▶ **Aim of the task**
Collect every line that includes the string "Photometric".
##### Provided information #####
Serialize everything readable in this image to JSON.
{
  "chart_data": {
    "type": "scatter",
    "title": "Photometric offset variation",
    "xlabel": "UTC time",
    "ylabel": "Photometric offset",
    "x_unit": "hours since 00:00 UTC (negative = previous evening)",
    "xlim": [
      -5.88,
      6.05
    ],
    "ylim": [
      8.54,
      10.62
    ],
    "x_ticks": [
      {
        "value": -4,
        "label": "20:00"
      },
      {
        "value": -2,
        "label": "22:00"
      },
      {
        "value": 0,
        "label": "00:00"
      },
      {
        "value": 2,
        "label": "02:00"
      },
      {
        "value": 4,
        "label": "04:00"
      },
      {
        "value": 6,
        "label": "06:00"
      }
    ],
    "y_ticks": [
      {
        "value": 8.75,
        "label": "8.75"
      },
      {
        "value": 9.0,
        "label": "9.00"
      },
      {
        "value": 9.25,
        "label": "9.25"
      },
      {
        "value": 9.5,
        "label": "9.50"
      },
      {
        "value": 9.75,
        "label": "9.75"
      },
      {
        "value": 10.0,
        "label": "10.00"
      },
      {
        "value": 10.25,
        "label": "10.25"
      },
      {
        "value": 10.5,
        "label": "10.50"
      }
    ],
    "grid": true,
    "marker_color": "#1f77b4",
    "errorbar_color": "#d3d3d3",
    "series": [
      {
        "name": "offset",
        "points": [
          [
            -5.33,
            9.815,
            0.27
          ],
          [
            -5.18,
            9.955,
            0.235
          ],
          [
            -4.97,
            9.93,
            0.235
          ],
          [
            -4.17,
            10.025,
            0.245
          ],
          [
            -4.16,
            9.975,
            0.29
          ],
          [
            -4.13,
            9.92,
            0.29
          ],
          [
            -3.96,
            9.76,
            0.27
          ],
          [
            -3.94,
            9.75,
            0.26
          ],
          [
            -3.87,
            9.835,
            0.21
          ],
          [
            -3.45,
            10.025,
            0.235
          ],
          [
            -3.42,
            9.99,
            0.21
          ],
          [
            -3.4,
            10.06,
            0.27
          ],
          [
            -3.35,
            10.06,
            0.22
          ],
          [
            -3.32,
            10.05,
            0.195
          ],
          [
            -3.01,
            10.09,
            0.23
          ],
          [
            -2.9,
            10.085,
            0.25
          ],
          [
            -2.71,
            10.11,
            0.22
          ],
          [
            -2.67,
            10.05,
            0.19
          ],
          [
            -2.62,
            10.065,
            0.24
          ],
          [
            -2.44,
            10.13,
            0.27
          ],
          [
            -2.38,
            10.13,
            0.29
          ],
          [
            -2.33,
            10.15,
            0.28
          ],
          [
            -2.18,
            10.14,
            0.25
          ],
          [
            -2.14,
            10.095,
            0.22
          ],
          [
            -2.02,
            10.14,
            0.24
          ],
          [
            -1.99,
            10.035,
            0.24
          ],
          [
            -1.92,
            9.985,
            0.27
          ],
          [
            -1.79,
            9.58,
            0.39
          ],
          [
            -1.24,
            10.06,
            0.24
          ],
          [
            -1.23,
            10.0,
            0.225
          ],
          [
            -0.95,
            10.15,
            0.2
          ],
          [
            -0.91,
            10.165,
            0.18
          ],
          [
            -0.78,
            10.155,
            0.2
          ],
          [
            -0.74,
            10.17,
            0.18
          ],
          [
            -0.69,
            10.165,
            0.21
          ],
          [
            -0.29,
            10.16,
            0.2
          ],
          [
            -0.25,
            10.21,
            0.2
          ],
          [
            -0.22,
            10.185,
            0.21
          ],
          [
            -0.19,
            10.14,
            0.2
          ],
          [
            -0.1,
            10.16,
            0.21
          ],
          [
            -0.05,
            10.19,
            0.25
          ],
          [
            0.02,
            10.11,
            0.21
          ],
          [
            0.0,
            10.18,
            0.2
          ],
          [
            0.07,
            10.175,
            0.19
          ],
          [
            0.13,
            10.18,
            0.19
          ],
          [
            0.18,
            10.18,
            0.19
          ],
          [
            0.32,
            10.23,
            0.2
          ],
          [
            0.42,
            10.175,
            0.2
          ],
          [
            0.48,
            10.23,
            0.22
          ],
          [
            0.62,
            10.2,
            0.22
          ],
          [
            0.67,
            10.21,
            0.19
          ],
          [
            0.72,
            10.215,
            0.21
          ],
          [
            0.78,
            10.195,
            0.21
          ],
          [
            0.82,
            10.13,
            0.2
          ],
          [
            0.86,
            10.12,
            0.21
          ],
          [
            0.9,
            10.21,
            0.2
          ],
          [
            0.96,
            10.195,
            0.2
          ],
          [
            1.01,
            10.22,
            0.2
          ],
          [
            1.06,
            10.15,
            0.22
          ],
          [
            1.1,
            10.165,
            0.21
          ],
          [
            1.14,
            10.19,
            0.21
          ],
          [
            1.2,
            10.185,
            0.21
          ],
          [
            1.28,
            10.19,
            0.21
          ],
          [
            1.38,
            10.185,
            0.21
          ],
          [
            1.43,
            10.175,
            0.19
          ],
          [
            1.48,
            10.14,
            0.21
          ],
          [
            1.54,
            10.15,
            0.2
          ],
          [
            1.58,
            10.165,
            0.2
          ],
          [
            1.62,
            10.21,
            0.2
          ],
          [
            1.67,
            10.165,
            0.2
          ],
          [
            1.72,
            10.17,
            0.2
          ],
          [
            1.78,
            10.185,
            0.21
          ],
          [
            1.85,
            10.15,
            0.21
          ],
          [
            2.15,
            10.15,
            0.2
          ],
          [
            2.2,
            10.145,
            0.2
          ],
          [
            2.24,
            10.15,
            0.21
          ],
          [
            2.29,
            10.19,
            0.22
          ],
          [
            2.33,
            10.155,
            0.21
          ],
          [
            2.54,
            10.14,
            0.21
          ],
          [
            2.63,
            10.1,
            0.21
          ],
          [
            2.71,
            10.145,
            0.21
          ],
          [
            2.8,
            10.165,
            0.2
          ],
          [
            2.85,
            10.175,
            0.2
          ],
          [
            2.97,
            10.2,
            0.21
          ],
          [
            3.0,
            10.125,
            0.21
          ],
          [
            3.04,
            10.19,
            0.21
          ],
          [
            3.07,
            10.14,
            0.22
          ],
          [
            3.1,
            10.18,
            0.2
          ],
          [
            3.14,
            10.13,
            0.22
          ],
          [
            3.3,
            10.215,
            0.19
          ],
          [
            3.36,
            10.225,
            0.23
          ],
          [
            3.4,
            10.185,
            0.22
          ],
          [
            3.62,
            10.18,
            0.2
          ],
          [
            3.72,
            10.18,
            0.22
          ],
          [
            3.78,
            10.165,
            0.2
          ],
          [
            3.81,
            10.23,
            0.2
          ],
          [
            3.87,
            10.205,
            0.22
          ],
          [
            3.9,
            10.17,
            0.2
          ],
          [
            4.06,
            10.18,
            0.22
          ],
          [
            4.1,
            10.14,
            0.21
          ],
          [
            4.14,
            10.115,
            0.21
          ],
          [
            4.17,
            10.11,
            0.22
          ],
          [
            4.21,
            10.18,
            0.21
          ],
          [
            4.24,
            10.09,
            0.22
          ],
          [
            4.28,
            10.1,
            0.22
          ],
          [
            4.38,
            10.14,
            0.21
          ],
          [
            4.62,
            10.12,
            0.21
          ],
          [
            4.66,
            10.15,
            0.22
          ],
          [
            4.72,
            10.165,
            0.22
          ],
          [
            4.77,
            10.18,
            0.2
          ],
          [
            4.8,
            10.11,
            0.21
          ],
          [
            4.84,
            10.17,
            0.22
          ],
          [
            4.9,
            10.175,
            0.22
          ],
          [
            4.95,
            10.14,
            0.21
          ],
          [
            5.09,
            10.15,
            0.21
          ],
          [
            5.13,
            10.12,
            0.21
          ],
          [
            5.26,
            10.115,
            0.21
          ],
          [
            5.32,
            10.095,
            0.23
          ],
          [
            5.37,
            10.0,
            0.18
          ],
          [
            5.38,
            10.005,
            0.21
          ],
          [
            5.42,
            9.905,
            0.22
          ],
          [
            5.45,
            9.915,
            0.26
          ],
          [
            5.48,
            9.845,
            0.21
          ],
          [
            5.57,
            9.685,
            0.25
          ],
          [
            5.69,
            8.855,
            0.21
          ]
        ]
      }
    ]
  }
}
#####
▶ **Task response**
    "title": "Photometric offset variation",
    "ylabel": "Photometric offset",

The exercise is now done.